Your objective: Transcribe every line of the listing below without any deviation.

(Excerpt from a dataset)
-- -- --
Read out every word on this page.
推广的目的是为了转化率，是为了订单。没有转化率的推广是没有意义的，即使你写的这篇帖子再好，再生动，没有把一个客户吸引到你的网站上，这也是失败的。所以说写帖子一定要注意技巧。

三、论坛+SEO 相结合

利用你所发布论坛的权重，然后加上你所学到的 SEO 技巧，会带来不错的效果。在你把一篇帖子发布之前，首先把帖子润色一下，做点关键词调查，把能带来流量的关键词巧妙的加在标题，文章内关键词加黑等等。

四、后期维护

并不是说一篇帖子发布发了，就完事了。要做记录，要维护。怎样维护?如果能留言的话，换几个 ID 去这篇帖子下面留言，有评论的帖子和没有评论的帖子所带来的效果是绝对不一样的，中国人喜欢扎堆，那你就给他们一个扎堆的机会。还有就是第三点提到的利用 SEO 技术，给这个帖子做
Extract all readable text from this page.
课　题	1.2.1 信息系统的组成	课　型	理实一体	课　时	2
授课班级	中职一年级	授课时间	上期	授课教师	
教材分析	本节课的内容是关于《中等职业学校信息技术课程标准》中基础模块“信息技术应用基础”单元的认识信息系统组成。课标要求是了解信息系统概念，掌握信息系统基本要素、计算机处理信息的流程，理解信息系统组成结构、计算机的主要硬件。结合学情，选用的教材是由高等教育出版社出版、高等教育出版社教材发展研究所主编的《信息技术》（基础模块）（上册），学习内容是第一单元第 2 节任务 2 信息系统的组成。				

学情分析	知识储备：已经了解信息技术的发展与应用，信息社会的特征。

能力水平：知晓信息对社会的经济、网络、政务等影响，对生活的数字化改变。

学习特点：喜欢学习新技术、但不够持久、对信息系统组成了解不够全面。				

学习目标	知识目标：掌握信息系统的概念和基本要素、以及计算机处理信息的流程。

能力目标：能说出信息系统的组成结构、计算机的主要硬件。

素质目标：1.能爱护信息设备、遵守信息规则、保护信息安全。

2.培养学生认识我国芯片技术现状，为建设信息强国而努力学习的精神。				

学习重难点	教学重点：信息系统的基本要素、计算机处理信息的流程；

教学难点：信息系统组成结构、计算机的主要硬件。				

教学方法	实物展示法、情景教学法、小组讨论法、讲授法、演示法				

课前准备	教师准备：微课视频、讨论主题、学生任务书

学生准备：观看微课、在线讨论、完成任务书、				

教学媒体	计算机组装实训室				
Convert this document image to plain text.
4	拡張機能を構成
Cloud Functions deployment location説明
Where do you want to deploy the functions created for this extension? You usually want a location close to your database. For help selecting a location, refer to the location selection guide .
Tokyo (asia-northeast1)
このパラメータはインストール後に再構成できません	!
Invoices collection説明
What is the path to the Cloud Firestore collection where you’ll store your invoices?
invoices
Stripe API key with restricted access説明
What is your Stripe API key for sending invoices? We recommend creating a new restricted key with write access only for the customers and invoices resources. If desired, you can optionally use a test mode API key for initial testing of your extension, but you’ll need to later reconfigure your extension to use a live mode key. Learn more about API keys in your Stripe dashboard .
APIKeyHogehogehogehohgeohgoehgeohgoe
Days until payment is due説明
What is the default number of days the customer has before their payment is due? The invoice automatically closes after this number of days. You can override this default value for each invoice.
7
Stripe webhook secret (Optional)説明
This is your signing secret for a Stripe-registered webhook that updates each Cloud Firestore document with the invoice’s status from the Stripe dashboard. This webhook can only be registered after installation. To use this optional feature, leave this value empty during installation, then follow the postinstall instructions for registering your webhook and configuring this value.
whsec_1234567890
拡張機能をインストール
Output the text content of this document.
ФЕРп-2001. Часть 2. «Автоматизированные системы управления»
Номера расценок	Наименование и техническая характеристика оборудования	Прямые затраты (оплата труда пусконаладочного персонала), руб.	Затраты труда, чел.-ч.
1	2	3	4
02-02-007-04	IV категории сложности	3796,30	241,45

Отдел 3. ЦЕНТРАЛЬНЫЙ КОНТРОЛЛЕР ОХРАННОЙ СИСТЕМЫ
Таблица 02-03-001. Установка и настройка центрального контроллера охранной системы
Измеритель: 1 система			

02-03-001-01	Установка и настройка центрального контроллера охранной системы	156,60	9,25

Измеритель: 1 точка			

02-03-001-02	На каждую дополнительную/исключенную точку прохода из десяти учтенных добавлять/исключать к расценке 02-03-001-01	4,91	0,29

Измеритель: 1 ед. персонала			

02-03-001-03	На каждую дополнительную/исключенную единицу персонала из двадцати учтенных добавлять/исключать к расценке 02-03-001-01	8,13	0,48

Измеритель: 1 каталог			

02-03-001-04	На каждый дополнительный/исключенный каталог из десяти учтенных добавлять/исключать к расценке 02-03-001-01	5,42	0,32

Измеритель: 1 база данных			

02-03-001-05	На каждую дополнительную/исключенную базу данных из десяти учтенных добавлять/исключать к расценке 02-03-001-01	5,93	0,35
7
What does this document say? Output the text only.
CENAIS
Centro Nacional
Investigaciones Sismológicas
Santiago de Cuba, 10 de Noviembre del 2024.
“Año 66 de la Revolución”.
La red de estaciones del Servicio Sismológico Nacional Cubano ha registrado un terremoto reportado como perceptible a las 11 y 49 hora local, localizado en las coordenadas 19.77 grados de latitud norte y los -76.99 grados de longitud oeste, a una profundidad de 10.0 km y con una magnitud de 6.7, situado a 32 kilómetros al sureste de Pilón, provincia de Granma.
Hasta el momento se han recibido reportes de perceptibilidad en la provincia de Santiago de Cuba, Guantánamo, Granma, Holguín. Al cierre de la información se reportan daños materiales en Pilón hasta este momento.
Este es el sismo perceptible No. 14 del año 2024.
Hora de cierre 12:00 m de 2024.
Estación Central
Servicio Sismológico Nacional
-- -- --
Task response:
Read out every word on this page.
推广的目的是为了转化率，是为了订单。没有转化率的推广是没有意义的，即使你写的这篇帖子再好，再生动，没有把一个客户吸引到你的网站上，这也是失败的。所以说写帖子一定要注意技巧。

三、论坛+SEO 相结合

利用你所发布论坛的权重，然后加上你所学到的 SEO 技巧，会带来不错的效果。在你把一篇帖子发布之前，首先把帖子润色一下，做点关键词调查，把能带来流量的关键词巧妙的加在标题，文章内关键词加黑等等。

四、后期维护

并不是说一篇帖子发布发了，就完事了。要做记录，要维护。怎样维护?如果能留言的话，换几个 ID 去这篇帖子下面留言，有评论的帖子和没有评论的帖子所带来的效果是绝对不一样的，中国人喜欢扎堆，那你就给他们一个扎堆的机会。还有就是第三点提到的利用 SEO 技术，给这个帖子做
Extract all readable text from this page.
课　题	1.2.1 信息系统的组成	课　型	理实一体	课　时	2
授课班级	中职一年级	授课时间	上期	授课教师	
教材分析	本节课的内容是关于《中等职业学校信息技术课程标准》中基础模块“信息技术应用基础”单元的认识信息系统组成。课标要求是了解信息系统概念，掌握信息系统基本要素、计算机处理信息的流程，理解信息系统组成结构、计算机的主要硬件。结合学情，选用的教材是由高等教育出版社出版、高等教育出版社教材发展研究所主编的《信息技术》（基础模块）（上册），学习内容是第一单元第 2 节任务 2 信息系统的组成。				

学情分析	知识储备：已经了解信息技术的发展与应用，信息社会的特征。

能力水平：知晓信息对社会的经济、网络、政务等影响，对生活的数字化改变。

学习特点：喜欢学习新技术、但不够持久、对信息系统组成了解不够全面。				

学习目标	知识目标：掌握信息系统的概念和基本要素、以及计算机处理信息的流程。

能力目标：能说出信息系统的组成结构、计算机的主要硬件。

素质目标：1.能爱护信息设备、遵守信息规则、保护信息安全。

2.培养学生认识我国芯片技术现状，为建设信息强国而努力学习的精神。				

学习重难点	教学重点：信息系统的基本要素、计算机处理信息的流程；

教学难点：信息系统组成结构、计算机的主要硬件。				

教学方法	实物展示法、情景教学法、小组讨论法、讲授法、演示法				

课前准备	教师准备：微课视频、讨论主题、学生任务书

学生准备：观看微课、在线讨论、完成任务书、				

教学媒体	计算机组装实训室				
Convert this document image to plain text.
4	拡張機能を構成
Cloud Functions deployment location説明
Where do you want to deploy the functions created for this extension? You usually want a location close to your database. For help selecting a location, refer to the location selection guide .
Tokyo (asia-northeast1)
このパラメータはインストール後に再構成できません	!
Invoices collection説明
What is the path to the Cloud Firestore collection where you’ll store your invoices?
invoices
Stripe API key with restricted access説明
What is your Stripe API key for sending invoices? We recommend creating a new restricted key with write access only for the customers and invoices resources. If desired, you can optionally use a test mode API key for initial testing of your extension, but you’ll need to later reconfigure your extension to use a live mode key. Learn more about API keys in your Stripe dashboard .
APIKeyHogehogehogehohgeohgoehgeohgoe
Days until payment is due説明
What is the default number of days the customer has before their payment is due? The invoice automatically closes after this number of days. You can override this default value for each invoice.
7
Stripe webhook secret (Optional)説明
This is your signing secret for a Stripe-registered webhook that updates each Cloud Firestore document with the invoice’s status from the Stripe dashboard. This webhook can only be registered after installation. To use this optional feature, leave this value empty during installation, then follow the postinstall instructions for registering your webhook and configuring this value.
whsec_1234567890
拡張機能をインストール
Output the text content of this document.
ФЕРп-2001. Часть 2. «Автоматизированные системы управления»
Номера расценок	Наименование и техническая характеристика оборудования	Прямые затраты (оплата труда пусконаладочного персонала), руб.	Затраты труда, чел.-ч.
1	2	3	4
02-02-007-04	IV категории сложности	3796,30	241,45

Отдел 3. ЦЕНТРАЛЬНЫЙ КОНТРОЛЛЕР ОХРАННОЙ СИСТЕМЫ
Таблица 02-03-001. Установка и настройка центрального контроллера охранной системы
Измеритель: 1 система			

02-03-001-01	Установка и настройка центрального контроллера охранной системы	156,60	9,25

Измеритель: 1 точка			

02-03-001-02	На каждую дополнительную/исключенную точку прохода из десяти учтенных добавлять/исключать к расценке 02-03-001-01	4,91	0,29

Измеритель: 1 ед. персонала			

02-03-001-03	На каждую дополнительную/исключенную единицу персонала из двадцати учтенных добавлять/исключать к расценке 02-03-001-01	8,13	0,48

Измеритель: 1 каталог			

02-03-001-04	На каждый дополнительный/исключенный каталог из десяти учтенных добавлять/исключать к расценке 02-03-001-01	5,42	0,32

Измеритель: 1 база данных			

02-03-001-05	На каждую дополнительную/исключенную базу данных из десяти учтенных добавлять/исключать к расценке 02-03-001-01	5,93	0,35
7
What does this document say? Output the text only.
CENAIS
Centro Nacional
Investigaciones Sismológicas
Santiago de Cuba, 10 de Noviembre del 2024.
“Año 66 de la Revolución”.
La red de estaciones del Servicio Sismológico Nacional Cubano ha registrado un terremoto reportado como perceptible a las 11 y 49 hora local, localizado en las coordenadas 19.77 grados de latitud norte y los -76.99 grados de longitud oeste, a una profundidad de 10.0 km y con una magnitud de 6.7, situado a 32 kilómetros al sureste de Pilón, provincia de Granma.
Hasta el momento se han recibido reportes de perceptibilidad en la provincia de Santiago de Cuba, Guantánamo, Granma, Holguín. Al cierre de la información se reportan daños materiales en Pilón hasta este momento.
Este es el sismo perceptible No. 14 del año 2024.
Hora de cierre 12:00 m de 2024.
Estación Central
Servicio Sismológico Nacional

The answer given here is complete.